= WHAT IS REQUIRED =
Write down every entry below once more, exactly.
** BEGIN **
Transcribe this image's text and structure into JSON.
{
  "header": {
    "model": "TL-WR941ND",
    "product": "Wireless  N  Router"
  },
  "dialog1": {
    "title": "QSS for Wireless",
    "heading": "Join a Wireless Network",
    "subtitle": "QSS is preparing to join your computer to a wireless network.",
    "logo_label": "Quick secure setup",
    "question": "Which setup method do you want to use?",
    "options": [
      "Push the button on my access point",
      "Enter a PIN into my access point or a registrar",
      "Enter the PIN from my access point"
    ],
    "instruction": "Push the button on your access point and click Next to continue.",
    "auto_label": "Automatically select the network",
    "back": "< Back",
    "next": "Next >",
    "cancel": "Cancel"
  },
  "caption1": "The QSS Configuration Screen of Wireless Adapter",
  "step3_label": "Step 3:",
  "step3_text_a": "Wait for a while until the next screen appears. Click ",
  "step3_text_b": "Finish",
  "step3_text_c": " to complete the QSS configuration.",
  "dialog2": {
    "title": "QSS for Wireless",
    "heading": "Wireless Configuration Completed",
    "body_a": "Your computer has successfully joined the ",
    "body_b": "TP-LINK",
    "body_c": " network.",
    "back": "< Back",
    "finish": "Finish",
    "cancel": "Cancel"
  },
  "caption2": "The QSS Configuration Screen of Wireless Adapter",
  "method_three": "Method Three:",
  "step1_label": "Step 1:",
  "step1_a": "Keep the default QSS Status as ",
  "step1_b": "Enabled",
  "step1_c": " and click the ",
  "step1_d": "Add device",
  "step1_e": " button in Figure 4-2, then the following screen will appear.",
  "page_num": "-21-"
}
** END **
= TASK RESPONSE =
Transcribe this image's text and structure into JSON.
{
  "header": {
    "model": "TL-WR941ND",
    "product": "Wireless  N  Router"
  },
  "dialog1": {
    "title": "QSS for Wireless",
    "heading": "Join a Wireless Network",
    "subtitle": "QSS is preparing to join your computer to a wireless network.",
    "logo_label": "Quick secure setup",
    "question": "Which setup method do you want to use?",
    "options": [
      "Push the button on my access point",
      "Enter a PIN into my access point or a registrar",
      "Enter the PIN from my access point"
    ],
    "instruction": "Push the button on your access point and click Next to continue.",
    "auto_label": "Automatically select the network",
    "back": "< Back",
    "next": "Next >",
    "cancel": "Cancel"
  },
  "caption1": "The QSS Configuration Screen of Wireless Adapter",
  "step3_label": "Step 3:",
  "step3_text_a": "Wait for a while until the next screen appears. Click ",
  "step3_text_b": "Finish",
  "step3_text_c": " to complete the QSS configuration.",
  "dialog2": {
    "title": "QSS for Wireless",
    "heading": "Wireless Configuration Completed",
    "body_a": "Your computer has successfully joined the ",
    "body_b": "TP-LINK",
    "body_c": " network.",
    "back": "< Back",
    "finish": "Finish",
    "cancel": "Cancel"
  },
  "caption2": "The QSS Configuration Screen of Wireless Adapter",
  "method_three": "Method Three:",
  "step1_label": "Step 1:",
  "step1_a": "Keep the default QSS Status as ",
  "step1_b": "Enabled",
  "step1_c": " and click the ",
  "step1_d": "Add device",
  "step1_e": " button in Figure 4-2, then the following screen will appear.",
  "page_num": "-21-"
}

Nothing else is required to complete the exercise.